## Start Available data
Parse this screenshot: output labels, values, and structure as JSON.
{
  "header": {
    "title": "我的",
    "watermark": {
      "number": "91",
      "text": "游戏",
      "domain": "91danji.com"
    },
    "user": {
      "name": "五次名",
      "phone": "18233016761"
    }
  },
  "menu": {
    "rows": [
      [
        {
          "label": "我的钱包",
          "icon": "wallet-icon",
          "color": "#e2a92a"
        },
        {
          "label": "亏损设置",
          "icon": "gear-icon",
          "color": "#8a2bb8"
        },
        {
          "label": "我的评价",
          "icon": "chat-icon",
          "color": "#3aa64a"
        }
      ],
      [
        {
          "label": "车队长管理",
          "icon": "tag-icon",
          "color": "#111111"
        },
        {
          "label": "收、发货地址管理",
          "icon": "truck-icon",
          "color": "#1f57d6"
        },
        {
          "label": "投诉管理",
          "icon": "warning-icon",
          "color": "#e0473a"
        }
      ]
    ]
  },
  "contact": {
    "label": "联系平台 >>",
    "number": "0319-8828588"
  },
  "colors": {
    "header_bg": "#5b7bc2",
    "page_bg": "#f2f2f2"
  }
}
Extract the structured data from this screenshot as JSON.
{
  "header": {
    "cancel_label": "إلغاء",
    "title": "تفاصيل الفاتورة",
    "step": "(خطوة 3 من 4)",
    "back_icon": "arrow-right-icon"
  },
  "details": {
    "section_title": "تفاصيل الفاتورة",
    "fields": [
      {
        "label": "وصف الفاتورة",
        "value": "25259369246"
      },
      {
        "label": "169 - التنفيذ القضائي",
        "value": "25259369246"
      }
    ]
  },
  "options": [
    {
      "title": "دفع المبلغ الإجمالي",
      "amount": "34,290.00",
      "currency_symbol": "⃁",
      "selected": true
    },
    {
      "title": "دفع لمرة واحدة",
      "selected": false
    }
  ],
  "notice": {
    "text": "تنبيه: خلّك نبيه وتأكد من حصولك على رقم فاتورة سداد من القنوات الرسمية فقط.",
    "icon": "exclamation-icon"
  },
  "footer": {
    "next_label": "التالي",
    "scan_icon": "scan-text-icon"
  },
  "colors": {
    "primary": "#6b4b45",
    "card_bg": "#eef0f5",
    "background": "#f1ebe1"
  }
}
## End Available data
> **Given request**
Emit the records above again, exactly, with no line skipped.

> **Full output**
Parse this screenshot: output labels, values, and structure as JSON.
{
  "header": {
    "title": "我的",
    "watermark": {
      "number": "91",
      "text": "游戏",
      "domain": "91danji.com"
    },
    "user": {
      "name": "五次名",
      "phone": "18233016761"
    }
  },
  "menu": {
    "rows": [
      [
        {
          "label": "我的钱包",
          "icon": "wallet-icon",
          "color": "#e2a92a"
        },
        {
          "label": "亏损设置",
          "icon": "gear-icon",
          "color": "#8a2bb8"
        },
        {
          "label": "我的评价",
          "icon": "chat-icon",
          "color": "#3aa64a"
        }
      ],
      [
        {
          "label": "车队长管理",
          "icon": "tag-icon",
          "color": "#111111"
        },
        {
          "label": "收、发货地址管理",
          "icon": "truck-icon",
          "color": "#1f57d6"
        },
        {
          "label": "投诉管理",
          "icon": "warning-icon",
          "color": "#e0473a"
        }
      ]
    ]
  },
  "contact": {
    "label": "联系平台 >>",
    "number": "0319-8828588"
  },
  "colors": {
    "header_bg": "#5b7bc2",
    "page_bg": "#f2f2f2"
  }
}
Extract the structured data from this screenshot as JSON.
{
  "header": {
    "cancel_label": "إلغاء",
    "title": "تفاصيل الفاتورة",
    "step": "(خطوة 3 من 4)",
    "back_icon": "arrow-right-icon"
  },
  "details": {
    "section_title": "تفاصيل الفاتورة",
    "fields": [
      {
        "label": "وصف الفاتورة",
        "value": "25259369246"
      },
      {
        "label": "169 - التنفيذ القضائي",
        "value": "25259369246"
      }
    ]
  },
  "options": [
    {
      "title": "دفع المبلغ الإجمالي",
      "amount": "34,290.00",
      "currency_symbol": "⃁",
      "selected": true
    },
    {
      "title": "دفع لمرة واحدة",
      "selected": false
    }
  ],
  "notice": {
    "text": "تنبيه: خلّك نبيه وتأكد من حصولك على رقم فاتورة سداد من القنوات الرسمية فقط.",
    "icon": "exclamation-icon"
  },
  "footer": {
    "next_label": "التالي",
    "scan_icon": "scan-text-icon"
  },
  "colors": {
    "primary": "#6b4b45",
    "card_bg": "#eef0f5",
    "background": "#f1ebe1"
  }
}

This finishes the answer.